----- Listed records -----
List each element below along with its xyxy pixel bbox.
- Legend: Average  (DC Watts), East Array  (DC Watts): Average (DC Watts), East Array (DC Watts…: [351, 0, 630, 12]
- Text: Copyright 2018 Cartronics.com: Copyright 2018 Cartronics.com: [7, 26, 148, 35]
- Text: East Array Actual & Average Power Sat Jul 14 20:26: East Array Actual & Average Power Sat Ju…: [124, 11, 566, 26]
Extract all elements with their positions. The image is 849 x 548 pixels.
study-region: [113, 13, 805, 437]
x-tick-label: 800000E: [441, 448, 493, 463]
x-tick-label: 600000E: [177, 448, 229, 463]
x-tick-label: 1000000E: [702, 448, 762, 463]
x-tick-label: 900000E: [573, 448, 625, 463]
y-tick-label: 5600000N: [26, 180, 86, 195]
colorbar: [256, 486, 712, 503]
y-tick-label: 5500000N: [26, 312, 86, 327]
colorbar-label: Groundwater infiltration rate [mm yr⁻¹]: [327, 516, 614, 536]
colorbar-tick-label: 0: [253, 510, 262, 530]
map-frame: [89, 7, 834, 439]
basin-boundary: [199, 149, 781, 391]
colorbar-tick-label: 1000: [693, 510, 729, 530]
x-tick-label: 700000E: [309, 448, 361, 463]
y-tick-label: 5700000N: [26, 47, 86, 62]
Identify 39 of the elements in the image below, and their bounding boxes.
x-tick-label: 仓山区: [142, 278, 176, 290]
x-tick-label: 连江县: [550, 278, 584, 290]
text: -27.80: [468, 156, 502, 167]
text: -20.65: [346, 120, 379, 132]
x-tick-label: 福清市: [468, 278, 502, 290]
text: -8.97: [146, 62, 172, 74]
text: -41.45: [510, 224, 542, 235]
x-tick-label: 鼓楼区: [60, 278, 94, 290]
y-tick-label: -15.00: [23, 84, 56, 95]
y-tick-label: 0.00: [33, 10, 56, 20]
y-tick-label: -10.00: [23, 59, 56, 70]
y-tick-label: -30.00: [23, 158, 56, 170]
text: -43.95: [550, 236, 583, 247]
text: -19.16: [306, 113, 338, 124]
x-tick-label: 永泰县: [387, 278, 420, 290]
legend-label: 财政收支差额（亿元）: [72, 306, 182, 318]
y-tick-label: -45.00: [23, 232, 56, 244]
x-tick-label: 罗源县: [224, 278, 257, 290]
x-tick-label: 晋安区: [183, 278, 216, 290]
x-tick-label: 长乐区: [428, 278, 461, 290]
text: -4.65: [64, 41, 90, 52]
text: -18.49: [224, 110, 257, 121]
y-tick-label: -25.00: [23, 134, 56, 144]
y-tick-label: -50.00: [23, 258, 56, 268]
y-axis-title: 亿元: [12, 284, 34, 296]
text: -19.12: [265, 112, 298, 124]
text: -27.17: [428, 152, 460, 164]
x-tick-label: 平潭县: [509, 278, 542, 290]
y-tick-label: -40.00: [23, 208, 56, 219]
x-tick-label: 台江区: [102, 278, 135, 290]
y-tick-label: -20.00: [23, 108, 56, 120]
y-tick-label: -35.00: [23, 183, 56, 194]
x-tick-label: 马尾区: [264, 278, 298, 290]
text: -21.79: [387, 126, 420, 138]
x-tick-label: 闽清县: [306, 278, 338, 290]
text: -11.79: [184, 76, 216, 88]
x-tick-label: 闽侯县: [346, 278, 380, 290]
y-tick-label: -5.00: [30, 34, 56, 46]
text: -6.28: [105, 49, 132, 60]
-----
Aim of the exercise:
Print everything from the beginning of the listing down to the line containing "basin-boundary: [199, 149, 781, 391]", including that line.

Written answer:
List each element below along with its xyxy pixel bbox.
- Legend: Average  (DC Watts), East Array  (DC Watts): Average (DC Watts), East Array (DC Watts…: [351, 0, 630, 12]
- Text: Copyright 2018 Cartronics.com: Copyright 2018 Cartronics.com: [7, 26, 148, 35]
- Text: East Array Actual & Average Power Sat Jul 14 20:26: East Array Actual & Average Power Sat Ju…: [124, 11, 566, 26]
Extract all elements with their positions. The image is 849 x 548 pixels.
study-region: [113, 13, 805, 437]
x-tick-label: 800000E: [441, 448, 493, 463]
x-tick-label: 600000E: [177, 448, 229, 463]
x-tick-label: 1000000E: [702, 448, 762, 463]
x-tick-label: 900000E: [573, 448, 625, 463]
y-tick-label: 5600000N: [26, 180, 86, 195]
colorbar: [256, 486, 712, 503]
y-tick-label: 5500000N: [26, 312, 86, 327]
colorbar-label: Groundwater infiltration rate [mm yr⁻¹]: [327, 516, 614, 536]
colorbar-tick-label: 0: [253, 510, 262, 530]
map-frame: [89, 7, 834, 439]
basin-boundary: [199, 149, 781, 391]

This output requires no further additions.